▶ Entries

....................

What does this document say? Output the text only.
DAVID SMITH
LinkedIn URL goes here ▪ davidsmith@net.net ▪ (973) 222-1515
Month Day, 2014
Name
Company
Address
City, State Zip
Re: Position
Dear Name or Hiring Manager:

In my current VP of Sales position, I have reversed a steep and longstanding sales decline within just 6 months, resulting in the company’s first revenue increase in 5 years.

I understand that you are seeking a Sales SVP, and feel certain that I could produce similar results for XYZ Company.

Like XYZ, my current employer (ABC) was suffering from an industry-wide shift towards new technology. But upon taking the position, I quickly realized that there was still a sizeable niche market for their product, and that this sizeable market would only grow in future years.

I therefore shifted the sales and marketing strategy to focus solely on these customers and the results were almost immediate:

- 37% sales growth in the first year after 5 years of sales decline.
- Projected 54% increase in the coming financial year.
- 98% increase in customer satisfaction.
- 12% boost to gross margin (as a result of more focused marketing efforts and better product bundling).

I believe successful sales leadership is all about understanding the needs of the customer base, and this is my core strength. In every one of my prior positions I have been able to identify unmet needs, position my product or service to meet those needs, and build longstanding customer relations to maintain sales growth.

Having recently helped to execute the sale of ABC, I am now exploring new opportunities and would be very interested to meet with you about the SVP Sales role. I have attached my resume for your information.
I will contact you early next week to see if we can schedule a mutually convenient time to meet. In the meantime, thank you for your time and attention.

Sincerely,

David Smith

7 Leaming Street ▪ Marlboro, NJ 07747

....................

▶ Challenge
Faithfully transcribe the whole of the data.

▶ The answer
What does this document say? Output the text only.
DAVID SMITH
LinkedIn URL goes here ▪ davidsmith@net.net ▪ (973) 222-1515
Month Day, 2014
Name
Company
Address
City, State Zip
Re: Position
Dear Name or Hiring Manager:

In my current VP of Sales position, I have reversed a steep and longstanding sales decline within just 6 months, resulting in the company’s first revenue increase in 5 years.

I understand that you are seeking a Sales SVP, and feel certain that I could produce similar results for XYZ Company.

Like XYZ, my current employer (ABC) was suffering from an industry-wide shift towards new technology. But upon taking the position, I quickly realized that there was still a sizeable niche market for their product, and that this sizeable market would only grow in future years.

I therefore shifted the sales and marketing strategy to focus solely on these customers and the results were almost immediate:

- 37% sales growth in the first year after 5 years of sales decline.
- Projected 54% increase in the coming financial year.
- 98% increase in customer satisfaction.
- 12% boost to gross margin (as a result of more focused marketing efforts and better product bundling).

I believe successful sales leadership is all about understanding the needs of the customer base, and this is my core strength. In every one of my prior positions I have been able to identify unmet needs, position my product or service to meet those needs, and build longstanding customer relations to maintain sales growth.

Having recently helped to execute the sale of ABC, I am now exploring new opportunities and would be very interested to meet with you about the SVP Sales role. I have attached my resume for your information.
I will contact you early next week to see if we can schedule a mutually convenient time to meet. In the meantime, thank you for your time and attention.

Sincerely,

David Smith

7 Leaming Street ▪ Marlboro, NJ 07747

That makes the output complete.